* **INSTRUCTIONS FOR THE TASK**: Type out every line below exactly as it reads.

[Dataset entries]
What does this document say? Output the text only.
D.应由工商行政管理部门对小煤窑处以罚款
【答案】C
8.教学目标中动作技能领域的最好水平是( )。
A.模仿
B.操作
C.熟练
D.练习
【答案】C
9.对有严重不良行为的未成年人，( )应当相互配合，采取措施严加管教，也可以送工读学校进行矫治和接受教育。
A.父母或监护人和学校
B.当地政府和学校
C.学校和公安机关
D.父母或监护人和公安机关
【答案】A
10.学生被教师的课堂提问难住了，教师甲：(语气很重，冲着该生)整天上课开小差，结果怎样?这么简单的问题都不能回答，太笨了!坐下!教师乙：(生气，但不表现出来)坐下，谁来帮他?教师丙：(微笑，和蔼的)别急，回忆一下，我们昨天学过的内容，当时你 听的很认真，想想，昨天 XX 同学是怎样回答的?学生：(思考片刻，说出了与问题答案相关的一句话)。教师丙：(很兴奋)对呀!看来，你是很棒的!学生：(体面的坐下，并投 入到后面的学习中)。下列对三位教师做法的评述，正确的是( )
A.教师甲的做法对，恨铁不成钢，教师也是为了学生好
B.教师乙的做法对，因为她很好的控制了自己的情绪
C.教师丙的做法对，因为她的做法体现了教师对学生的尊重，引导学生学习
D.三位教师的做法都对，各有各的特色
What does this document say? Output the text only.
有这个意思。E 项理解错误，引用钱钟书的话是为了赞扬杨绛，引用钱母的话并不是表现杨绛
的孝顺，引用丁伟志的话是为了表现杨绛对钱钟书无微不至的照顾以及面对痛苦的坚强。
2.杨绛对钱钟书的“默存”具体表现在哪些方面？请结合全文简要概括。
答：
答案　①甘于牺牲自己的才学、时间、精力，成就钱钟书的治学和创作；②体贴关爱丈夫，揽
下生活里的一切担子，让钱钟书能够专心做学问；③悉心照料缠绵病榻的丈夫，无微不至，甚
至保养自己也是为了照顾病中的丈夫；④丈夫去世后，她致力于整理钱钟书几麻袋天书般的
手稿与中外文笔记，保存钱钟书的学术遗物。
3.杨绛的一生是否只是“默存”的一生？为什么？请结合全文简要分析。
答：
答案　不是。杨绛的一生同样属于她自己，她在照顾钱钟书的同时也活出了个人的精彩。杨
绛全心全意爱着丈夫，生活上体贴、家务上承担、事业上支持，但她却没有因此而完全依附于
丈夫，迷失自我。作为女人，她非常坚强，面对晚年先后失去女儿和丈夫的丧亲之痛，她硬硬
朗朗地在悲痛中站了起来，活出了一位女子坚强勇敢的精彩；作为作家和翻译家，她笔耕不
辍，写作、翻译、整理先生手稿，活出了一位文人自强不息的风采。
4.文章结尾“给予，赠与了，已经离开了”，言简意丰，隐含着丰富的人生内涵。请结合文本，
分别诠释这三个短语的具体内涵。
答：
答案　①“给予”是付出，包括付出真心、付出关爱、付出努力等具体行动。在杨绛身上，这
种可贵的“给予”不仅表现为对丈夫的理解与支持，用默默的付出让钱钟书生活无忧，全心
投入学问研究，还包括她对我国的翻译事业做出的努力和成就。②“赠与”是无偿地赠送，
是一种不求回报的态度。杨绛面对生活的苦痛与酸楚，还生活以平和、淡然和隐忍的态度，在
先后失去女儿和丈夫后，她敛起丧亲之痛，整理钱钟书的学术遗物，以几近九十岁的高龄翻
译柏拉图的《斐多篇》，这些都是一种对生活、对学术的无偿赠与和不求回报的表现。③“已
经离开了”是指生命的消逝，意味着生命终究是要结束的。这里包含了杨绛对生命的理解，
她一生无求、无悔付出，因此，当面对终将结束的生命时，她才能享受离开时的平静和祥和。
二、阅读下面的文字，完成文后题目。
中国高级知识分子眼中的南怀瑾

* **ANSWER TO THIS PROBLEM**:
What does this document say? Output the text only.
D.应由工商行政管理部门对小煤窑处以罚款
【答案】C
8.教学目标中动作技能领域的最好水平是( )。
A.模仿
B.操作
C.熟练
D.练习
【答案】C
9.对有严重不良行为的未成年人，( )应当相互配合，采取措施严加管教，也可以送工读学校进行矫治和接受教育。
A.父母或监护人和学校
B.当地政府和学校
C.学校和公安机关
D.父母或监护人和公安机关
【答案】A
10.学生被教师的课堂提问难住了，教师甲：(语气很重，冲着该生)整天上课开小差，结果怎样?这么简单的问题都不能回答，太笨了!坐下!教师乙：(生气，但不表现出来)坐下，谁来帮他?教师丙：(微笑，和蔼的)别急，回忆一下，我们昨天学过的内容，当时你 听的很认真，想想，昨天 XX 同学是怎样回答的?学生：(思考片刻，说出了与问题答案相关的一句话)。教师丙：(很兴奋)对呀!看来，你是很棒的!学生：(体面的坐下，并投 入到后面的学习中)。下列对三位教师做法的评述，正确的是( )
A.教师甲的做法对，恨铁不成钢，教师也是为了学生好
B.教师乙的做法对，因为她很好的控制了自己的情绪
C.教师丙的做法对，因为她的做法体现了教师对学生的尊重，引导学生学习
D.三位教师的做法都对，各有各的特色
What does this document say? Output the text only.
有这个意思。E 项理解错误，引用钱钟书的话是为了赞扬杨绛，引用钱母的话并不是表现杨绛
的孝顺，引用丁伟志的话是为了表现杨绛对钱钟书无微不至的照顾以及面对痛苦的坚强。
2.杨绛对钱钟书的“默存”具体表现在哪些方面？请结合全文简要概括。
答：
答案　①甘于牺牲自己的才学、时间、精力，成就钱钟书的治学和创作；②体贴关爱丈夫，揽
下生活里的一切担子，让钱钟书能够专心做学问；③悉心照料缠绵病榻的丈夫，无微不至，甚
至保养自己也是为了照顾病中的丈夫；④丈夫去世后，她致力于整理钱钟书几麻袋天书般的
手稿与中外文笔记，保存钱钟书的学术遗物。
3.杨绛的一生是否只是“默存”的一生？为什么？请结合全文简要分析。
答：
答案　不是。杨绛的一生同样属于她自己，她在照顾钱钟书的同时也活出了个人的精彩。杨
绛全心全意爱着丈夫，生活上体贴、家务上承担、事业上支持，但她却没有因此而完全依附于
丈夫，迷失自我。作为女人，她非常坚强，面对晚年先后失去女儿和丈夫的丧亲之痛，她硬硬
朗朗地在悲痛中站了起来，活出了一位女子坚强勇敢的精彩；作为作家和翻译家，她笔耕不
辍，写作、翻译、整理先生手稿，活出了一位文人自强不息的风采。
4.文章结尾“给予，赠与了，已经离开了”，言简意丰，隐含着丰富的人生内涵。请结合文本，
分别诠释这三个短语的具体内涵。
答：
答案　①“给予”是付出，包括付出真心、付出关爱、付出努力等具体行动。在杨绛身上，这
种可贵的“给予”不仅表现为对丈夫的理解与支持，用默默的付出让钱钟书生活无忧，全心
投入学问研究，还包括她对我国的翻译事业做出的努力和成就。②“赠与”是无偿地赠送，
是一种不求回报的态度。杨绛面对生活的苦痛与酸楚，还生活以平和、淡然和隐忍的态度，在
先后失去女儿和丈夫后，她敛起丧亲之痛，整理钱钟书的学术遗物，以几近九十岁的高龄翻
译柏拉图的《斐多篇》，这些都是一种对生活、对学术的无偿赠与和不求回报的表现。③“已
经离开了”是指生命的消逝，意味着生命终究是要结束的。这里包含了杨绛对生命的理解，
她一生无求、无悔付出，因此，当面对终将结束的生命时，她才能享受离开时的平静和祥和。
二、阅读下面的文字，完成文后题目。
中国高级知识分子眼中的南怀瑾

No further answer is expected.